__Challenge__:
From the listing below, extract every line containing "Ripper".

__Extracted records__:
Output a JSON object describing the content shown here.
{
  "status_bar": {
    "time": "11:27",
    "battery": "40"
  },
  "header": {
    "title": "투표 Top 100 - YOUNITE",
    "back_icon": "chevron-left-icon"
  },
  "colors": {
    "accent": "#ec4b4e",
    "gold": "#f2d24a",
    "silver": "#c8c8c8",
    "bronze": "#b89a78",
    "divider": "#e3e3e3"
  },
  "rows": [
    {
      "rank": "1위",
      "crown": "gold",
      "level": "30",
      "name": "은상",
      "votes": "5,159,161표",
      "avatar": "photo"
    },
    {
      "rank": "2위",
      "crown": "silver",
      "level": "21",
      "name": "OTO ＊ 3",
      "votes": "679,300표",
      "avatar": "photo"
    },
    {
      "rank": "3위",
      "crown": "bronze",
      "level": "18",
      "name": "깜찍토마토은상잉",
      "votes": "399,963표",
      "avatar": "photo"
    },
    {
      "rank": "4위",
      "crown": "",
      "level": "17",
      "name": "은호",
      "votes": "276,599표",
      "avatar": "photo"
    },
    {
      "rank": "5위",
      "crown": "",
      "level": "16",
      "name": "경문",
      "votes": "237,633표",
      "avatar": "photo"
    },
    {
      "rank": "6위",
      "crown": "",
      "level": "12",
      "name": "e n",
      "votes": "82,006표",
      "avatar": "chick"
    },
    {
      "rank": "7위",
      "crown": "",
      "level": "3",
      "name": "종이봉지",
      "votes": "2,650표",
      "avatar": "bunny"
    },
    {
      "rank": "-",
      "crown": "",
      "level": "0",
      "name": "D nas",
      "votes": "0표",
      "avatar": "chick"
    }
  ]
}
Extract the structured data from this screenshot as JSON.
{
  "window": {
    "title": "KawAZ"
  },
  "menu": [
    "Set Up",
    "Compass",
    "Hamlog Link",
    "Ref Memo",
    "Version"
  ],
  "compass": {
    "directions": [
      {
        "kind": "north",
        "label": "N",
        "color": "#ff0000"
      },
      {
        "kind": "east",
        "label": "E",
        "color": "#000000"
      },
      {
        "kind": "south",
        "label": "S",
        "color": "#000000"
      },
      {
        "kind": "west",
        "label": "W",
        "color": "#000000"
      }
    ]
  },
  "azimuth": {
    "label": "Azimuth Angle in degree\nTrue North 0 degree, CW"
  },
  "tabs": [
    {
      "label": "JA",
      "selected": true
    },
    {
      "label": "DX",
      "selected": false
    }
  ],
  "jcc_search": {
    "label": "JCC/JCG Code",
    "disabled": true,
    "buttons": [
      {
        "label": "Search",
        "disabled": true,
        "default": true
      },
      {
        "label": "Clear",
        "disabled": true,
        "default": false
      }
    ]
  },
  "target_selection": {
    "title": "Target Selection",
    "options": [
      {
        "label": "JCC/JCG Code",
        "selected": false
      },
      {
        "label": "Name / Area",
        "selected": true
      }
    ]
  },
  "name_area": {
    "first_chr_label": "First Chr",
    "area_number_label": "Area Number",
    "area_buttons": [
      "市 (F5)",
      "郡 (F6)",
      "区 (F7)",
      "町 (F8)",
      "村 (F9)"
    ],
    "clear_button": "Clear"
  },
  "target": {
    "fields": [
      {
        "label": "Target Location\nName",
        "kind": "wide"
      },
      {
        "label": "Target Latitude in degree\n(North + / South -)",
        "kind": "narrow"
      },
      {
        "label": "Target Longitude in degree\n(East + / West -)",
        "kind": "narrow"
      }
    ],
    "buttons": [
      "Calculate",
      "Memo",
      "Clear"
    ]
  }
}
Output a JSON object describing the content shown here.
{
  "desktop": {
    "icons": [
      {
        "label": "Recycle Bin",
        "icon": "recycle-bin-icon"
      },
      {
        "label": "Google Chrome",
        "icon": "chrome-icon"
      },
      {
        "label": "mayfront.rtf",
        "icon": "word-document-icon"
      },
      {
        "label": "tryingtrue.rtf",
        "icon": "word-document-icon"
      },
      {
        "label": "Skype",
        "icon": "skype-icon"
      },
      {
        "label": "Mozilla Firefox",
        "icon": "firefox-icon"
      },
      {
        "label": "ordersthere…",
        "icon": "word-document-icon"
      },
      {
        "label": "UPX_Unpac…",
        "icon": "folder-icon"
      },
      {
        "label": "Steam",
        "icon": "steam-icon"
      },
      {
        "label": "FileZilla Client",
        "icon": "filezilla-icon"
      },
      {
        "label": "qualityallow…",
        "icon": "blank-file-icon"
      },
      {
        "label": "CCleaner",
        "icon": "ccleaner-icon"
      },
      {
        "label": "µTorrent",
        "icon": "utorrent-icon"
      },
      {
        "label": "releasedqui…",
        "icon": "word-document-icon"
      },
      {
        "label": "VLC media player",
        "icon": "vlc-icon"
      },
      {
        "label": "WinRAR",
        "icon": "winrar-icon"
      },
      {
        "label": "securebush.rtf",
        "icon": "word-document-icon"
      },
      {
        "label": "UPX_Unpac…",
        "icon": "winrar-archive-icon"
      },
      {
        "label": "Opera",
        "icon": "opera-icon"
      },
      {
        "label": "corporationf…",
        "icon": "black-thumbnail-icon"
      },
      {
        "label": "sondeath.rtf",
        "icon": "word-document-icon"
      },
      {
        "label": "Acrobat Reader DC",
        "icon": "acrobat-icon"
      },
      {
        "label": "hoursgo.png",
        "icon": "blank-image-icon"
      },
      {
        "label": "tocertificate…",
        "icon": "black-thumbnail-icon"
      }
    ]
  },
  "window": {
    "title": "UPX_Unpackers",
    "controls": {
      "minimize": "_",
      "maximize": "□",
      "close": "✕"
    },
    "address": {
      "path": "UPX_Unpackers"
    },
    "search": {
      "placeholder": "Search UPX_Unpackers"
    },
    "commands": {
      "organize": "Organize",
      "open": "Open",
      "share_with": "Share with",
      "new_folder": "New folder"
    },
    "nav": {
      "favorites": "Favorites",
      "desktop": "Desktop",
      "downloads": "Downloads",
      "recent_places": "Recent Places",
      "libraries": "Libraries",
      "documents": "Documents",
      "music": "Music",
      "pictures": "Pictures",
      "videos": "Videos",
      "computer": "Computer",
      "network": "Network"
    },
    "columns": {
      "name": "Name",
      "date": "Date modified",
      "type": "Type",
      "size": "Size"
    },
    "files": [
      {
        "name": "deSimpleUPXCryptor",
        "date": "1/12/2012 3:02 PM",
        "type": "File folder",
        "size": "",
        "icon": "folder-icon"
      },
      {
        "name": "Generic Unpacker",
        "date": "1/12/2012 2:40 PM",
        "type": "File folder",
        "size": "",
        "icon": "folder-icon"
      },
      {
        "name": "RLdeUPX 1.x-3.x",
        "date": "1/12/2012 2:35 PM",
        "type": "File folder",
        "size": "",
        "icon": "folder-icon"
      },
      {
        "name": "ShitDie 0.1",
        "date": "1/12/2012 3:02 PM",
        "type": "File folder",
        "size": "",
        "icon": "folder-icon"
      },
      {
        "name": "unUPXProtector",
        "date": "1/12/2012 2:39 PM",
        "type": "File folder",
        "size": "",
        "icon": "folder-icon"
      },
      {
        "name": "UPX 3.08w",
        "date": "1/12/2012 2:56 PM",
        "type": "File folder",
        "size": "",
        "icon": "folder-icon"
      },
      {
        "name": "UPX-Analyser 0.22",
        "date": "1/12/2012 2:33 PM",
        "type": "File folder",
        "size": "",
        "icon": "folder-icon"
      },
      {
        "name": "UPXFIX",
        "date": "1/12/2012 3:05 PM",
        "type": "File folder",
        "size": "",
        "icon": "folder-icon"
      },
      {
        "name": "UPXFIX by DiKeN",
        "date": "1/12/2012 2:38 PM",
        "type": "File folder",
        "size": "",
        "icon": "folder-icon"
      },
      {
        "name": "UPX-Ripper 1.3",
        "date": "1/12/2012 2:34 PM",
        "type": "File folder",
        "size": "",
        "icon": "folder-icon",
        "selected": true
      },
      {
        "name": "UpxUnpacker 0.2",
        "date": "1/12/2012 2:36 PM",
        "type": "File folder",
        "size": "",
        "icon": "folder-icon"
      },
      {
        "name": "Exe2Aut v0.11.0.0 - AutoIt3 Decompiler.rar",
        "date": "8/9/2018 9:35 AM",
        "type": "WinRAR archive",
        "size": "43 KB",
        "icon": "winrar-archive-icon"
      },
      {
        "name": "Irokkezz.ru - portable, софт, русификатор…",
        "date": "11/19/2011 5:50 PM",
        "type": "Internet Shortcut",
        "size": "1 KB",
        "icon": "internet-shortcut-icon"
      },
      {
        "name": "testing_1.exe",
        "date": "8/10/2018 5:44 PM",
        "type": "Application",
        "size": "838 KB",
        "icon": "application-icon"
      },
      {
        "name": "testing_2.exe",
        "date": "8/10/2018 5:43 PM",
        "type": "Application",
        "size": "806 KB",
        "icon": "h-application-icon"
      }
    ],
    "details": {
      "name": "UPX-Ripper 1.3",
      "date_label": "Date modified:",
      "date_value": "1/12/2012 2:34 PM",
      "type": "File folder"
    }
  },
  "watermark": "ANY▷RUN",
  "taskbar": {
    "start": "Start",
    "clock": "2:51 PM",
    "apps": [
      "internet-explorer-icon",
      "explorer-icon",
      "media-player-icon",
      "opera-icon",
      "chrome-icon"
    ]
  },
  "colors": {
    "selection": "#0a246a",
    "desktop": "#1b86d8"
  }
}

__Output of the task__:
        "name": "UPX-Ripper 1.3",
      "name": "UPX-Ripper 1.3",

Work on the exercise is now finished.